--- begin ---
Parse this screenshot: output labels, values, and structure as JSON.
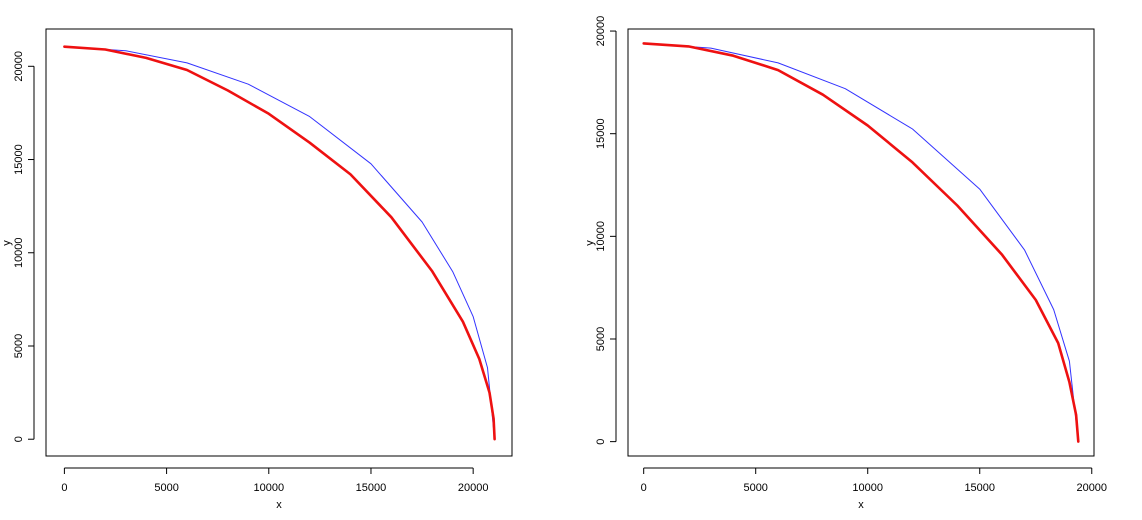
{
  "chart_data": [
    {
      "type": "line",
      "xlabel": "x",
      "ylabel": "y",
      "xlim": [
        -900,
        21900
      ],
      "ylim": [
        -900,
        22000
      ],
      "xticks": [
        0,
        5000,
        10000,
        15000,
        20000
      ],
      "xtick_labels": [
        "0",
        "5000",
        "10000",
        "15000",
        "20000"
      ],
      "yticks": [
        0,
        5000,
        10000,
        15000,
        20000
      ],
      "ytick_labels": [
        "0",
        "5000",
        "10000",
        "15000",
        "20000"
      ],
      "grid": false,
      "series": [
        {
          "color": "#3333ff",
          "style": "thin",
          "x": [
            0,
            3000,
            6000,
            9000,
            12000,
            15000,
            17500,
            19000,
            20000,
            20700,
            21050
          ],
          "y": [
            21050,
            20835,
            20180,
            19040,
            17300,
            14770,
            11650,
            8990,
            6570,
            3830,
            0
          ]
        },
        {
          "color": "#ee1111",
          "style": "thick",
          "x": [
            0,
            2000,
            4000,
            6000,
            8000,
            10000,
            12000,
            14000,
            16000,
            18000,
            19500,
            20300,
            20800,
            21000,
            21050
          ],
          "y": [
            21050,
            20900,
            20450,
            19800,
            18700,
            17450,
            15900,
            14200,
            11900,
            9000,
            6300,
            4300,
            2500,
            1100,
            0
          ]
        }
      ]
    },
    {
      "type": "line",
      "xlabel": "x",
      "ylabel": "y",
      "xlim": [
        -700,
        20100
      ],
      "ylim": [
        -700,
        20100
      ],
      "xticks": [
        0,
        5000,
        10000,
        15000,
        20000
      ],
      "xtick_labels": [
        "0",
        "5000",
        "10000",
        "15000",
        "20000"
      ],
      "yticks": [
        0,
        5000,
        10000,
        15000,
        20000
      ],
      "ytick_labels": [
        "0",
        "5000",
        "10000",
        "15000",
        "20000"
      ],
      "grid": false,
      "series": [
        {
          "color": "#3333ff",
          "style": "thin",
          "x": [
            0,
            3000,
            6000,
            9000,
            12000,
            15000,
            17000,
            18300,
            19000,
            19400
          ],
          "y": [
            19400,
            19170,
            18450,
            17190,
            15230,
            12300,
            9340,
            6430,
            3920,
            0
          ]
        },
        {
          "color": "#ee1111",
          "style": "thick",
          "x": [
            0,
            2000,
            4000,
            6000,
            8000,
            10000,
            12000,
            14000,
            16000,
            17500,
            18500,
            19000,
            19300,
            19400
          ],
          "y": [
            19400,
            19250,
            18800,
            18100,
            16900,
            15400,
            13600,
            11500,
            9100,
            6900,
            4800,
            2900,
            1300,
            0
          ]
        }
      ]
    }
  ]
}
--- end ---
§ **TASK DETAILS**: Quote every line of the records above exactly; no picture is to be copied.

§ **RESULT OF THE EXERCISE**:
Parse this screenshot: output labels, values, and structure as JSON.
{
  "chart_data": [
    {
      "type": "line",
      "xlabel": "x",
      "ylabel": "y",
      "xlim": [
        -900,
        21900
      ],
      "ylim": [
        -900,
        22000
      ],
      "xticks": [
        0,
        5000,
        10000,
        15000,
        20000
      ],
      "xtick_labels": [
        "0",
        "5000",
        "10000",
        "15000",
        "20000"
      ],
      "yticks": [
        0,
        5000,
        10000,
        15000,
        20000
      ],
      "ytick_labels": [
        "0",
        "5000",
        "10000",
        "15000",
        "20000"
      ],
      "grid": false,
      "series": [
        {
          "color": "#3333ff",
          "style": "thin",
          "x": [
            0,
            3000,
            6000,
            9000,
            12000,
            15000,
            17500,
            19000,
            20000,
            20700,
            21050
          ],
          "y": [
            21050,
            20835,
            20180,
            19040,
            17300,
            14770,
            11650,
            8990,
            6570,
            3830,
            0
          ]
        },
        {
          "color": "#ee1111",
          "style": "thick",
          "x": [
            0,
            2000,
            4000,
            6000,
            8000,
            10000,
            12000,
            14000,
            16000,
            18000,
            19500,
            20300,
            20800,
            21000,
            21050
          ],
          "y": [
            21050,
            20900,
            20450,
            19800,
            18700,
            17450,
            15900,
            14200,
            11900,
            9000,
            6300,
            4300,
            2500,
            1100,
            0
          ]
        }
      ]
    },
    {
      "type": "line",
      "xlabel": "x",
      "ylabel": "y",
      "xlim": [
        -700,
        20100
      ],
      "ylim": [
        -700,
        20100
      ],
      "xticks": [
        0,
        5000,
        10000,
        15000,
        20000
      ],
      "xtick_labels": [
        "0",
        "5000",
        "10000",
        "15000",
        "20000"
      ],
      "yticks": [
        0,
        5000,
        10000,
        15000,
        20000
      ],
      "ytick_labels": [
        "0",
        "5000",
        "10000",
        "15000",
        "20000"
      ],
      "grid": false,
      "series": [
        {
          "color": "#3333ff",
          "style": "thin",
          "x": [
            0,
            3000,
            6000,
            9000,
            12000,
            15000,
            17000,
            18300,
            19000,
            19400
          ],
          "y": [
            19400,
            19170,
            18450,
            17190,
            15230,
            12300,
            9340,
            6430,
            3920,
            0
          ]
        },
        {
          "color": "#ee1111",
          "style": "thick",
          "x": [
            0,
            2000,
            4000,
            6000,
            8000,
            10000,
            12000,
            14000,
            16000,
            17500,
            18500,
            19000,
            19300,
            19400
          ],
          "y": [
            19400,
            19250,
            18800,
            18100,
            16900,
            15400,
            13600,
            11500,
            9100,
            6900,
            4800,
            2900,
            1300,
            0
          ]
        }
      ]
    }
  ]
}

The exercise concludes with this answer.